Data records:
====

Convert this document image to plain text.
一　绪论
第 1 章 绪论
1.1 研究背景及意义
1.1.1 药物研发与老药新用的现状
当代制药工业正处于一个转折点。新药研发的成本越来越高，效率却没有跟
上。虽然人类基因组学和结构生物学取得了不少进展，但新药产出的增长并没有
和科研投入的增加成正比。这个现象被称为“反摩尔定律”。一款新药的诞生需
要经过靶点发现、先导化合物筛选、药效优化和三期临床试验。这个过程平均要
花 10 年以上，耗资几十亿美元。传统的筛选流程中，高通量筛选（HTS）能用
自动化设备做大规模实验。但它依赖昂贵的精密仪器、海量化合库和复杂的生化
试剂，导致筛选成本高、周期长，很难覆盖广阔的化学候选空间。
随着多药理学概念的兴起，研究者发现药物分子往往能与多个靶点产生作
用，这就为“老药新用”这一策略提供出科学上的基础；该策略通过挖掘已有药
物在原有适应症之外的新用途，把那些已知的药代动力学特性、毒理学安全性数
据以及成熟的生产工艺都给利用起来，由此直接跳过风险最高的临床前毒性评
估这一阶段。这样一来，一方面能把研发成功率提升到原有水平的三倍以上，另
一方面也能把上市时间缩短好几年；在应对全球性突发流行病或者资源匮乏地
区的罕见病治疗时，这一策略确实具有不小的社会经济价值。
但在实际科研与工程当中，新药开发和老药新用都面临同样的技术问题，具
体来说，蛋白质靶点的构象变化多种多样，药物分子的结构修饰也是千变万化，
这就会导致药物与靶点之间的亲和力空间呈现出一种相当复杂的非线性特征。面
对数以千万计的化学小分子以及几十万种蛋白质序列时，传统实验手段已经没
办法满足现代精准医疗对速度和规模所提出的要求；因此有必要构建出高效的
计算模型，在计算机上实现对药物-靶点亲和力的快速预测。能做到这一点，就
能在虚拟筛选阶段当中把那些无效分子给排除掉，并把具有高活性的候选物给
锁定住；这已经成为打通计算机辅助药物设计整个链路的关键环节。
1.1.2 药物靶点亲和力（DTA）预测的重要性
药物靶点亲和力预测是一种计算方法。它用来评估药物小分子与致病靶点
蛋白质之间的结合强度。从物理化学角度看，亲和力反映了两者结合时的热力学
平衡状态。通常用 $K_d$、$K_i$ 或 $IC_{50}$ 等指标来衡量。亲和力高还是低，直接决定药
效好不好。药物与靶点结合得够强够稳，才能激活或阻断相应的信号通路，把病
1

====

AIM: Write out the material exactly as given.

FINAL RESULT:
Convert this document image to plain text.
一　绪论
第 1 章 绪论
1.1 研究背景及意义
1.1.1 药物研发与老药新用的现状
当代制药工业正处于一个转折点。新药研发的成本越来越高，效率却没有跟
上。虽然人类基因组学和结构生物学取得了不少进展，但新药产出的增长并没有
和科研投入的增加成正比。这个现象被称为“反摩尔定律”。一款新药的诞生需
要经过靶点发现、先导化合物筛选、药效优化和三期临床试验。这个过程平均要
花 10 年以上，耗资几十亿美元。传统的筛选流程中，高通量筛选（HTS）能用
自动化设备做大规模实验。但它依赖昂贵的精密仪器、海量化合库和复杂的生化
试剂，导致筛选成本高、周期长，很难覆盖广阔的化学候选空间。
随着多药理学概念的兴起，研究者发现药物分子往往能与多个靶点产生作
用，这就为“老药新用”这一策略提供出科学上的基础；该策略通过挖掘已有药
物在原有适应症之外的新用途，把那些已知的药代动力学特性、毒理学安全性数
据以及成熟的生产工艺都给利用起来，由此直接跳过风险最高的临床前毒性评
估这一阶段。这样一来，一方面能把研发成功率提升到原有水平的三倍以上，另
一方面也能把上市时间缩短好几年；在应对全球性突发流行病或者资源匮乏地
区的罕见病治疗时，这一策略确实具有不小的社会经济价值。
但在实际科研与工程当中，新药开发和老药新用都面临同样的技术问题，具
体来说，蛋白质靶点的构象变化多种多样，药物分子的结构修饰也是千变万化，
这就会导致药物与靶点之间的亲和力空间呈现出一种相当复杂的非线性特征。面
对数以千万计的化学小分子以及几十万种蛋白质序列时，传统实验手段已经没
办法满足现代精准医疗对速度和规模所提出的要求；因此有必要构建出高效的
计算模型，在计算机上实现对药物-靶点亲和力的快速预测。能做到这一点，就
能在虚拟筛选阶段当中把那些无效分子给排除掉，并把具有高活性的候选物给
锁定住；这已经成为打通计算机辅助药物设计整个链路的关键环节。
1.1.2 药物靶点亲和力（DTA）预测的重要性
药物靶点亲和力预测是一种计算方法。它用来评估药物小分子与致病靶点
蛋白质之间的结合强度。从物理化学角度看，亲和力反映了两者结合时的热力学
平衡状态。通常用 $K_d$、$K_i$ 或 $IC_{50}$ 等指标来衡量。亲和力高还是低，直接决定药
效好不好。药物与靶点结合得够强够稳，才能激活或阻断相应的信号通路，把病
1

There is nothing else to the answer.